■ **Work required**
Copy out all lines carrying the word "随波逐流".

Data records
* * * * *
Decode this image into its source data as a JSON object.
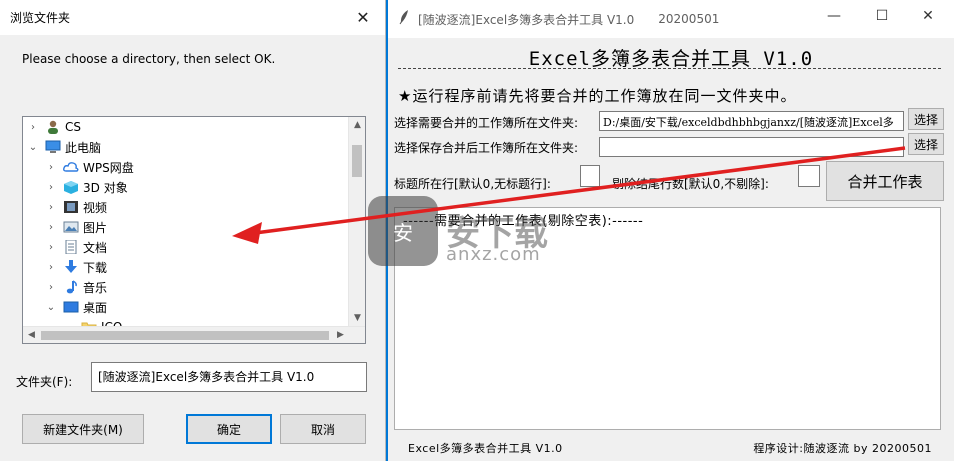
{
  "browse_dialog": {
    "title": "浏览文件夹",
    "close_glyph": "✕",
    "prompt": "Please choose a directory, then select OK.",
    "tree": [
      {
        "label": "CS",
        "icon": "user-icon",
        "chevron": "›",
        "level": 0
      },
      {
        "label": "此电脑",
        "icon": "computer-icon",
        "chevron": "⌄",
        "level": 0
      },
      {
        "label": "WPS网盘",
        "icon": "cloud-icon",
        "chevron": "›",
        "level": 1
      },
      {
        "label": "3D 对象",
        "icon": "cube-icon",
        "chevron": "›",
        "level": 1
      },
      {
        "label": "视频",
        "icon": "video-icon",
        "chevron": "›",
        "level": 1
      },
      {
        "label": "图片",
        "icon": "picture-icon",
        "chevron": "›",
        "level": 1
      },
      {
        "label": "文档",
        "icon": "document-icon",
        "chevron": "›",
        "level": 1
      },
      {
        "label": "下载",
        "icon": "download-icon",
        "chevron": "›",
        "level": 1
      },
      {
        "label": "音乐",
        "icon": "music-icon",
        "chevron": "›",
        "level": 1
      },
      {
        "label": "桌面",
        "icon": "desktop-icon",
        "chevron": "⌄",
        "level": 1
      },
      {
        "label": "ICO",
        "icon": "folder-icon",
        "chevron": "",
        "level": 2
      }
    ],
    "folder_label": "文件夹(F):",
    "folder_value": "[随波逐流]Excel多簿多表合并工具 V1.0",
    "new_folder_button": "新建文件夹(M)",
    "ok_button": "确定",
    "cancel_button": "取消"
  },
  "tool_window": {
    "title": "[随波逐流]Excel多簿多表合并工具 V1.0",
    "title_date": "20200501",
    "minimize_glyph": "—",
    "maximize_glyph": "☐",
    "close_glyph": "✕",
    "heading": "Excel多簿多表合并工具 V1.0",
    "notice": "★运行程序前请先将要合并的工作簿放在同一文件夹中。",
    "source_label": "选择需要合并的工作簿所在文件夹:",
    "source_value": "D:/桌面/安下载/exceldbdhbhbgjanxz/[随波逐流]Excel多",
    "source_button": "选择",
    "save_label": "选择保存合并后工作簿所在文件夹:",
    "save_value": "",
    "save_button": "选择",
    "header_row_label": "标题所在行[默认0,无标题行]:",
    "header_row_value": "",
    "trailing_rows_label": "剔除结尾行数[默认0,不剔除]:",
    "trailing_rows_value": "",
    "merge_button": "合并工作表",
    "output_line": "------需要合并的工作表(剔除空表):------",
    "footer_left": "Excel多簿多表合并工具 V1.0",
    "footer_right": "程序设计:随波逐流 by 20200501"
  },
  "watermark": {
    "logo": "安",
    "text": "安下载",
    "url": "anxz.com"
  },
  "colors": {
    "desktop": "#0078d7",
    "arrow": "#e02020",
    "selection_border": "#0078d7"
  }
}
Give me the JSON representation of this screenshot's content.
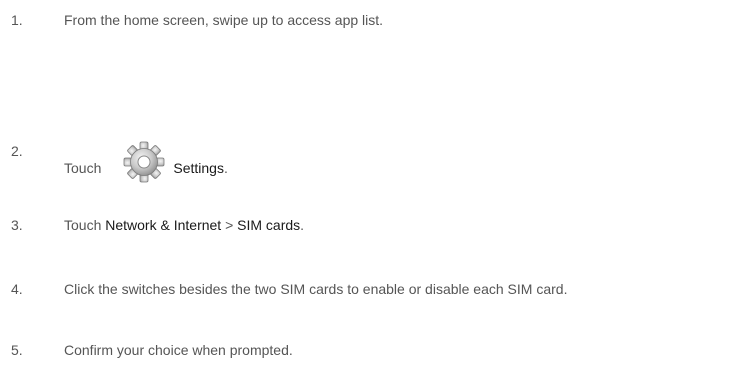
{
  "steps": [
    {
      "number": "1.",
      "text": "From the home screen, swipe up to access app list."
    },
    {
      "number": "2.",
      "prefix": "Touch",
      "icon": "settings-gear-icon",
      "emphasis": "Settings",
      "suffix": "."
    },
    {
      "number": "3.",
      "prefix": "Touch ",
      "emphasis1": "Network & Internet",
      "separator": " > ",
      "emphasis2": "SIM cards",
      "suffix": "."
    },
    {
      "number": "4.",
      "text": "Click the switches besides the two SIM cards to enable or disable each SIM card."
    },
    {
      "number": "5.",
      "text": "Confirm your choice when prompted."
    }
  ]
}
* * * * *
■ **Response below**
    "folder_value": "[随波逐流]Excel多簿多表合并工具 V1.0",
    "title": "[随波逐流]Excel多簿多表合并工具 V1.0",
    "source_value": "D:/桌面/安下载/exceldbdhbhbgjanxz/[随波逐流]Excel多",
    "footer_right": "程序设计:随波逐流 by 20200501"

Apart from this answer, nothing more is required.